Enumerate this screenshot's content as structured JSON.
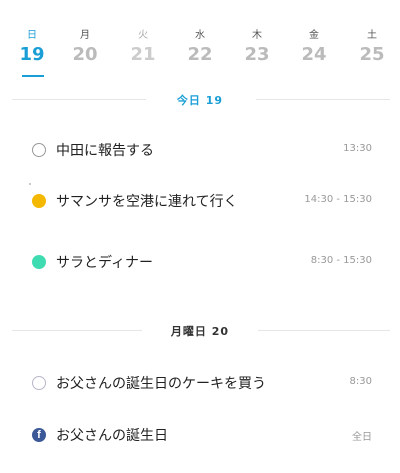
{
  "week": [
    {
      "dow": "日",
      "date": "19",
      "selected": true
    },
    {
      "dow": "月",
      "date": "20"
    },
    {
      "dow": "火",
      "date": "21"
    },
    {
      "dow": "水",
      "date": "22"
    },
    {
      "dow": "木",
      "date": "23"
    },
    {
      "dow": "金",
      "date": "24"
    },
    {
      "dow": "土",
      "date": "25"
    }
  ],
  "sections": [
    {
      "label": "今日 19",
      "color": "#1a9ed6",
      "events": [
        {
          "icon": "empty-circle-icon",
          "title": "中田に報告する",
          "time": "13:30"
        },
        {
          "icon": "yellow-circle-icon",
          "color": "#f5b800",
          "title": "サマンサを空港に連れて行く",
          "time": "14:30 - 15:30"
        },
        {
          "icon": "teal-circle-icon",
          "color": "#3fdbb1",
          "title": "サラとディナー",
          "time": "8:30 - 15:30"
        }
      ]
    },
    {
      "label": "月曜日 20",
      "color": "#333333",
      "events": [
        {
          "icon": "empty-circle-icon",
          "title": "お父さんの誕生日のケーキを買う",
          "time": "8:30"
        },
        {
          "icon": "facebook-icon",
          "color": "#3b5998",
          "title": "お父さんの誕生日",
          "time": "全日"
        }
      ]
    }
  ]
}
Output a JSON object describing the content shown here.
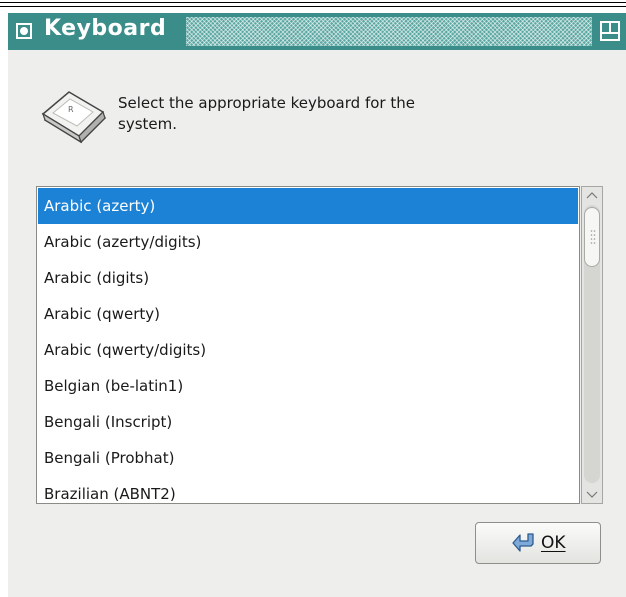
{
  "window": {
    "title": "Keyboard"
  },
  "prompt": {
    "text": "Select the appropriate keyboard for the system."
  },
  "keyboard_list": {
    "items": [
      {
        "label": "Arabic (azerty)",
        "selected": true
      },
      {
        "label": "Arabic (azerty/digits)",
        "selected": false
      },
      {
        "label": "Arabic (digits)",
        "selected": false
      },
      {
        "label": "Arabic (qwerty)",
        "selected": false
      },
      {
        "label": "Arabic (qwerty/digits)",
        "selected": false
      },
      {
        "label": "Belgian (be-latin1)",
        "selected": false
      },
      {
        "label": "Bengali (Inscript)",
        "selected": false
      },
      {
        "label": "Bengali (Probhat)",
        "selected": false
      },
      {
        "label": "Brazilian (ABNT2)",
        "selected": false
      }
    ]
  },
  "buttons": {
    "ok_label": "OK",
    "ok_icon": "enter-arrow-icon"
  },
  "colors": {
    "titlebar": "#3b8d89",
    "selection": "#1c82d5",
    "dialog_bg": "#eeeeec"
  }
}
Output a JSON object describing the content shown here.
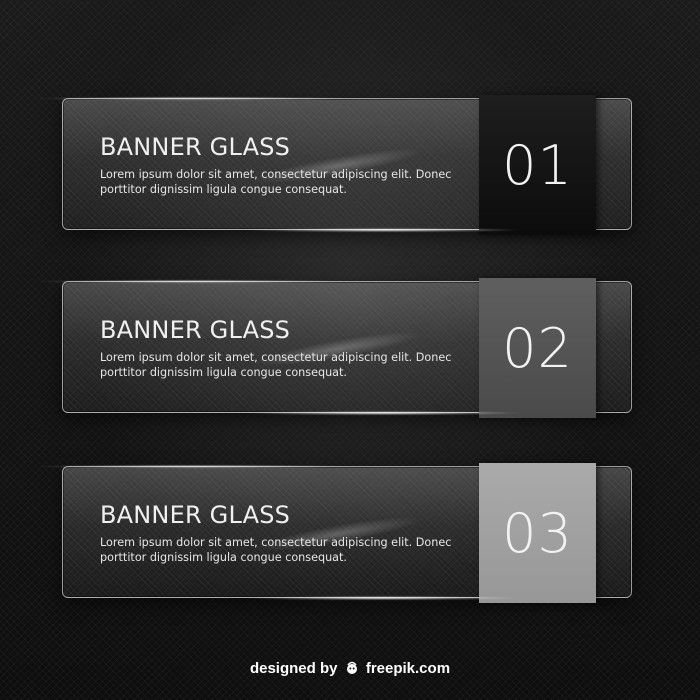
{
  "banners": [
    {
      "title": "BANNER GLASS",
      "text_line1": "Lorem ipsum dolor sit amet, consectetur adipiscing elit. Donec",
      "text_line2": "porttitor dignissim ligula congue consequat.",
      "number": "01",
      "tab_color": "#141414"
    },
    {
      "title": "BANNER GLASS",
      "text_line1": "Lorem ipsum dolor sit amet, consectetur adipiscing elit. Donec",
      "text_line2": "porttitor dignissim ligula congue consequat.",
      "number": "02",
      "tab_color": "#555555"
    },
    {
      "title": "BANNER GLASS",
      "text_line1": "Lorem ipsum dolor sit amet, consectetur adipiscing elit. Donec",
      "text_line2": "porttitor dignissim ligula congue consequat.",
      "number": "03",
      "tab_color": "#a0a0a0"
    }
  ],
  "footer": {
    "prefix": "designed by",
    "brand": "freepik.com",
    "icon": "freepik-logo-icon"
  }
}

============

Quote every record above exactly, omitting any pictures they contain.

Task response:
Enumerate this screenshot's content as structured JSON.
{
  "week": [
    {
      "dow": "日",
      "date": "19",
      "selected": true
    },
    {
      "dow": "月",
      "date": "20"
    },
    {
      "dow": "火",
      "date": "21"
    },
    {
      "dow": "水",
      "date": "22"
    },
    {
      "dow": "木",
      "date": "23"
    },
    {
      "dow": "金",
      "date": "24"
    },
    {
      "dow": "土",
      "date": "25"
    }
  ],
  "sections": [
    {
      "label": "今日 19",
      "color": "#1a9ed6",
      "events": [
        {
          "icon": "empty-circle-icon",
          "title": "中田に報告する",
          "time": "13:30"
        },
        {
          "icon": "yellow-circle-icon",
          "color": "#f5b800",
          "title": "サマンサを空港に連れて行く",
          "time": "14:30 - 15:30"
        },
        {
          "icon": "teal-circle-icon",
          "color": "#3fdbb1",
          "title": "サラとディナー",
          "time": "8:30 - 15:30"
        }
      ]
    },
    {
      "label": "月曜日 20",
      "color": "#333333",
      "events": [
        {
          "icon": "empty-circle-icon",
          "title": "お父さんの誕生日のケーキを買う",
          "time": "8:30"
        },
        {
          "icon": "facebook-icon",
          "color": "#3b5998",
          "title": "お父さんの誕生日",
          "time": "全日"
        }
      ]
    }
  ]
}
Output a JSON object describing the content shown here.
{
  "window": {
    "title": "Keyboard"
  },
  "prompt": {
    "text": "Select the appropriate keyboard for the system."
  },
  "keyboard_list": {
    "items": [
      {
        "label": "Arabic (azerty)",
        "selected": true
      },
      {
        "label": "Arabic (azerty/digits)",
        "selected": false
      },
      {
        "label": "Arabic (digits)",
        "selected": false
      },
      {
        "label": "Arabic (qwerty)",
        "selected": false
      },
      {
        "label": "Arabic (qwerty/digits)",
        "selected": false
      },
      {
        "label": "Belgian (be-latin1)",
        "selected": false
      },
      {
        "label": "Bengali (Inscript)",
        "selected": false
      },
      {
        "label": "Bengali (Probhat)",
        "selected": false
      },
      {
        "label": "Brazilian (ABNT2)",
        "selected": false
      }
    ]
  },
  "buttons": {
    "ok_label": "OK",
    "ok_icon": "enter-arrow-icon"
  },
  "colors": {
    "titlebar": "#3b8d89",
    "selection": "#1c82d5",
    "dialog_bg": "#eeeeec"
  }
}
Output a JSON object describing the content shown here.
{
  "banners": [
    {
      "title": "BANNER GLASS",
      "text_line1": "Lorem ipsum dolor sit amet, consectetur adipiscing elit. Donec",
      "text_line2": "porttitor dignissim ligula congue consequat.",
      "number": "01",
      "tab_color": "#141414"
    },
    {
      "title": "BANNER GLASS",
      "text_line1": "Lorem ipsum dolor sit amet, consectetur adipiscing elit. Donec",
      "text_line2": "porttitor dignissim ligula congue consequat.",
      "number": "02",
      "tab_color": "#555555"
    },
    {
      "title": "BANNER GLASS",
      "text_line1": "Lorem ipsum dolor sit amet, consectetur adipiscing elit. Donec",
      "text_line2": "porttitor dignissim ligula congue consequat.",
      "number": "03",
      "tab_color": "#a0a0a0"
    }
  ],
  "footer": {
    "prefix": "designed by",
    "brand": "freepik.com",
    "icon": "freepik-logo-icon"
  }
}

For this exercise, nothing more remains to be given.